======== PROVIDED DATA

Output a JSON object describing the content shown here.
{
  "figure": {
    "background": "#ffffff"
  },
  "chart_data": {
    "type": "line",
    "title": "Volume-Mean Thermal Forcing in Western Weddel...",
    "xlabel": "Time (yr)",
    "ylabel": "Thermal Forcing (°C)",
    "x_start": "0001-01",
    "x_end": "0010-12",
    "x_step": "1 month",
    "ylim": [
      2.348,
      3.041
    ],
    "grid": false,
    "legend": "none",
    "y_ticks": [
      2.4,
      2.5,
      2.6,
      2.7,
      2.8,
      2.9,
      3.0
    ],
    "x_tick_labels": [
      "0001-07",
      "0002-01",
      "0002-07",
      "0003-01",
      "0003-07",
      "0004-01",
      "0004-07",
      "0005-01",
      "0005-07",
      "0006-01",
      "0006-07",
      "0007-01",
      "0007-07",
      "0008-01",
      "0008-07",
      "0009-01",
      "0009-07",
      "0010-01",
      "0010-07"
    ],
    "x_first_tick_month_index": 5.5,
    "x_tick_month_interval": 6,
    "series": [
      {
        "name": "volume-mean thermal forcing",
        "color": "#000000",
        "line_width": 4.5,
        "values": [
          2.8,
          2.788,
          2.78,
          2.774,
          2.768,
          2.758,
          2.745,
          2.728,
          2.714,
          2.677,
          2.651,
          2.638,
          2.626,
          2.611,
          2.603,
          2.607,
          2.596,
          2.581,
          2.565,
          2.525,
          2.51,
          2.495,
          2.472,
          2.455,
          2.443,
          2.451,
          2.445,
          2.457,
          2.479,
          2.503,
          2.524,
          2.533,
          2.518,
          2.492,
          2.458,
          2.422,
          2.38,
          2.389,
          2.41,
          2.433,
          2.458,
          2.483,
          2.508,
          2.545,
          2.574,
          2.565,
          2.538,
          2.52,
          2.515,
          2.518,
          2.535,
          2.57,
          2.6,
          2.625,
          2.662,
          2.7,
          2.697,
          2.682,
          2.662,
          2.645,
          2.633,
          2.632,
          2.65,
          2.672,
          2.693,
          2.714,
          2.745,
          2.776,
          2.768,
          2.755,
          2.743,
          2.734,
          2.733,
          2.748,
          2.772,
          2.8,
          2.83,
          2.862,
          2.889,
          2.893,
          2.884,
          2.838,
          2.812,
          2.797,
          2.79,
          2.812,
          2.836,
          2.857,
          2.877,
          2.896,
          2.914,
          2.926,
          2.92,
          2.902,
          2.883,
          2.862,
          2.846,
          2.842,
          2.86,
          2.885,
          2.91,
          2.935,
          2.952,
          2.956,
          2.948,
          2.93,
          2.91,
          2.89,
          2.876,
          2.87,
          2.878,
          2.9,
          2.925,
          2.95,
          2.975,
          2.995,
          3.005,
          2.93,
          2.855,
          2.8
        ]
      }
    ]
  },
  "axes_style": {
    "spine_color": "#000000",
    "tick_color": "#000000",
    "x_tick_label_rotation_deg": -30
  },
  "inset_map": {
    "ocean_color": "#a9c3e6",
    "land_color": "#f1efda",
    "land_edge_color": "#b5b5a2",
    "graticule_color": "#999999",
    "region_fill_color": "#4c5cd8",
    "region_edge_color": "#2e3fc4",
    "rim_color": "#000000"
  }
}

================

**EXERCISE BRIEF:**
Every record above should be copied exactly.

**CORRECT ANSWER:**
Output a JSON object describing the content shown here.
{
  "figure": {
    "background": "#ffffff"
  },
  "chart_data": {
    "type": "line",
    "title": "Volume-Mean Thermal Forcing in Western Weddel...",
    "xlabel": "Time (yr)",
    "ylabel": "Thermal Forcing (°C)",
    "x_start": "0001-01",
    "x_end": "0010-12",
    "x_step": "1 month",
    "ylim": [
      2.348,
      3.041
    ],
    "grid": false,
    "legend": "none",
    "y_ticks": [
      2.4,
      2.5,
      2.6,
      2.7,
      2.8,
      2.9,
      3.0
    ],
    "x_tick_labels": [
      "0001-07",
      "0002-01",
      "0002-07",
      "0003-01",
      "0003-07",
      "0004-01",
      "0004-07",
      "0005-01",
      "0005-07",
      "0006-01",
      "0006-07",
      "0007-01",
      "0007-07",
      "0008-01",
      "0008-07",
      "0009-01",
      "0009-07",
      "0010-01",
      "0010-07"
    ],
    "x_first_tick_month_index": 5.5,
    "x_tick_month_interval": 6,
    "series": [
      {
        "name": "volume-mean thermal forcing",
        "color": "#000000",
        "line_width": 4.5,
        "values": [
          2.8,
          2.788,
          2.78,
          2.774,
          2.768,
          2.758,
          2.745,
          2.728,
          2.714,
          2.677,
          2.651,
          2.638,
          2.626,
          2.611,
          2.603,
          2.607,
          2.596,
          2.581,
          2.565,
          2.525,
          2.51,
          2.495,
          2.472,
          2.455,
          2.443,
          2.451,
          2.445,
          2.457,
          2.479,
          2.503,
          2.524,
          2.533,
          2.518,
          2.492,
          2.458,
          2.422,
          2.38,
          2.389,
          2.41,
          2.433,
          2.458,
          2.483,
          2.508,
          2.545,
          2.574,
          2.565,
          2.538,
          2.52,
          2.515,
          2.518,
          2.535,
          2.57,
          2.6,
          2.625,
          2.662,
          2.7,
          2.697,
          2.682,
          2.662,
          2.645,
          2.633,
          2.632,
          2.65,
          2.672,
          2.693,
          2.714,
          2.745,
          2.776,
          2.768,
          2.755,
          2.743,
          2.734,
          2.733,
          2.748,
          2.772,
          2.8,
          2.83,
          2.862,
          2.889,
          2.893,
          2.884,
          2.838,
          2.812,
          2.797,
          2.79,
          2.812,
          2.836,
          2.857,
          2.877,
          2.896,
          2.914,
          2.926,
          2.92,
          2.902,
          2.883,
          2.862,
          2.846,
          2.842,
          2.86,
          2.885,
          2.91,
          2.935,
          2.952,
          2.956,
          2.948,
          2.93,
          2.91,
          2.89,
          2.876,
          2.87,
          2.878,
          2.9,
          2.925,
          2.95,
          2.975,
          2.995,
          3.005,
          2.93,
          2.855,
          2.8
        ]
      }
    ]
  },
  "axes_style": {
    "spine_color": "#000000",
    "tick_color": "#000000",
    "x_tick_label_rotation_deg": -30
  },
  "inset_map": {
    "ocean_color": "#a9c3e6",
    "land_color": "#f1efda",
    "land_edge_color": "#b5b5a2",
    "graticule_color": "#999999",
    "region_fill_color": "#4c5cd8",
    "region_edge_color": "#2e3fc4",
    "rim_color": "#000000"
  }
}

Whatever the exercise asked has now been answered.